Your objective: Below is some material; set it all down exactly, apart from the pictures.

Data for the task:
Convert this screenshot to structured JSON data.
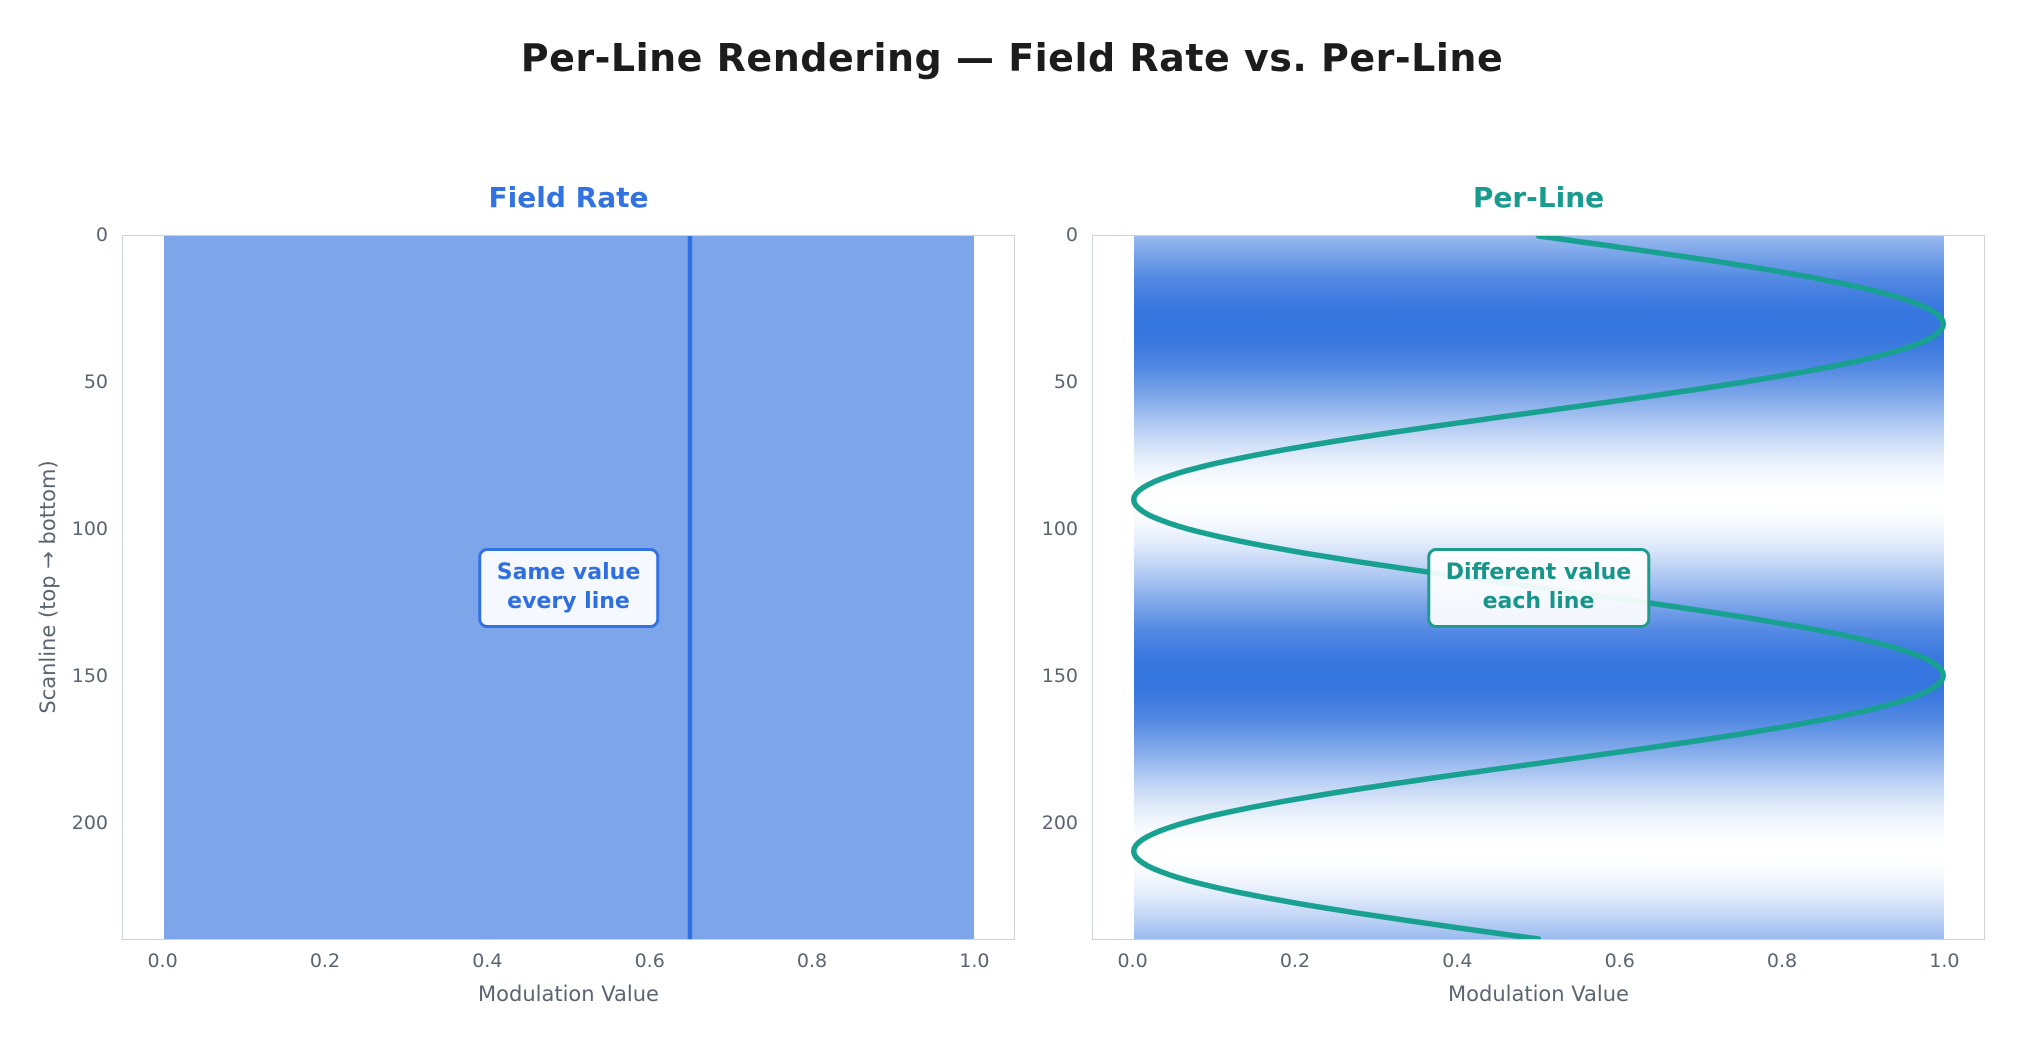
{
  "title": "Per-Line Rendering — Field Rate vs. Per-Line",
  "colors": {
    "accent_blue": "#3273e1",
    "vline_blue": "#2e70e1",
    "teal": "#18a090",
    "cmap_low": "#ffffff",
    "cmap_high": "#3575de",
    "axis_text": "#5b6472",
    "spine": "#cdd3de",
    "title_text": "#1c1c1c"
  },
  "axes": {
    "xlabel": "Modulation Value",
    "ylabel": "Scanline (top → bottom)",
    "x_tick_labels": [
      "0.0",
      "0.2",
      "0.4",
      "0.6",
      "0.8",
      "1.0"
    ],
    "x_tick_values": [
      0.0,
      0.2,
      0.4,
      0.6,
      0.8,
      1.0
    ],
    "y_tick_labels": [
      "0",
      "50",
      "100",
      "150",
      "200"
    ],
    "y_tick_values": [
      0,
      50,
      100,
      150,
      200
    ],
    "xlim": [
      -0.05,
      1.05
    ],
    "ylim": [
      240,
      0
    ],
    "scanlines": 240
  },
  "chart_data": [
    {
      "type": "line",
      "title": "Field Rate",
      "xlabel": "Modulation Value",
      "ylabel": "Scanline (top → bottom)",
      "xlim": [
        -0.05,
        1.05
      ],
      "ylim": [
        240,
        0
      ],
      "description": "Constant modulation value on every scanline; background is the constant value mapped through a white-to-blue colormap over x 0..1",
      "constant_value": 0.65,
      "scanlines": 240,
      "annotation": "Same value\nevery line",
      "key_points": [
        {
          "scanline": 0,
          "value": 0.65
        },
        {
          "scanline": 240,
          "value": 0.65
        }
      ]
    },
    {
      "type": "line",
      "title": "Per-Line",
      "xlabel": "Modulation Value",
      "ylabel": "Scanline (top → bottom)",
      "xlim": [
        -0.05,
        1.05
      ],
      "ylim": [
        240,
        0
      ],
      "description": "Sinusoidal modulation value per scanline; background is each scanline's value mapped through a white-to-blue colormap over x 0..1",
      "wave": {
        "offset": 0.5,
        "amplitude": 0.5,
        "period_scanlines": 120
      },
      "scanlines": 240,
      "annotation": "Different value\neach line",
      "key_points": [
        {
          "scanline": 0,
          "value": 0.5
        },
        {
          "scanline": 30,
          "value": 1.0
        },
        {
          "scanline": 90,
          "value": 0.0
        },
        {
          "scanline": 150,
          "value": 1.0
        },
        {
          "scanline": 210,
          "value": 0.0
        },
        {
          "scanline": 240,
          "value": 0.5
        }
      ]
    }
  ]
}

Exercise response:
Convert this screenshot to structured JSON data.
{
  "title": "Per-Line Rendering — Field Rate vs. Per-Line",
  "colors": {
    "accent_blue": "#3273e1",
    "vline_blue": "#2e70e1",
    "teal": "#18a090",
    "cmap_low": "#ffffff",
    "cmap_high": "#3575de",
    "axis_text": "#5b6472",
    "spine": "#cdd3de",
    "title_text": "#1c1c1c"
  },
  "axes": {
    "xlabel": "Modulation Value",
    "ylabel": "Scanline (top → bottom)",
    "x_tick_labels": [
      "0.0",
      "0.2",
      "0.4",
      "0.6",
      "0.8",
      "1.0"
    ],
    "x_tick_values": [
      0.0,
      0.2,
      0.4,
      0.6,
      0.8,
      1.0
    ],
    "y_tick_labels": [
      "0",
      "50",
      "100",
      "150",
      "200"
    ],
    "y_tick_values": [
      0,
      50,
      100,
      150,
      200
    ],
    "xlim": [
      -0.05,
      1.05
    ],
    "ylim": [
      240,
      0
    ],
    "scanlines": 240
  },
  "chart_data": [
    {
      "type": "line",
      "title": "Field Rate",
      "xlabel": "Modulation Value",
      "ylabel": "Scanline (top → bottom)",
      "xlim": [
        -0.05,
        1.05
      ],
      "ylim": [
        240,
        0
      ],
      "description": "Constant modulation value on every scanline; background is the constant value mapped through a white-to-blue colormap over x 0..1",
      "constant_value": 0.65,
      "scanlines": 240,
      "annotation": "Same value\nevery line",
      "key_points": [
        {
          "scanline": 0,
          "value": 0.65
        },
        {
          "scanline": 240,
          "value": 0.65
        }
      ]
    },
    {
      "type": "line",
      "title": "Per-Line",
      "xlabel": "Modulation Value",
      "ylabel": "Scanline (top → bottom)",
      "xlim": [
        -0.05,
        1.05
      ],
      "ylim": [
        240,
        0
      ],
      "description": "Sinusoidal modulation value per scanline; background is each scanline's value mapped through a white-to-blue colormap over x 0..1",
      "wave": {
        "offset": 0.5,
        "amplitude": 0.5,
        "period_scanlines": 120
      },
      "scanlines": 240,
      "annotation": "Different value\neach line",
      "key_points": [
        {
          "scanline": 0,
          "value": 0.5
        },
        {
          "scanline": 30,
          "value": 1.0
        },
        {
          "scanline": 90,
          "value": 0.0
        },
        {
          "scanline": 150,
          "value": 1.0
        },
        {
          "scanline": 210,
          "value": 0.0
        },
        {
          "scanline": 240,
          "value": 0.5
        }
      ]
    }
  ]
}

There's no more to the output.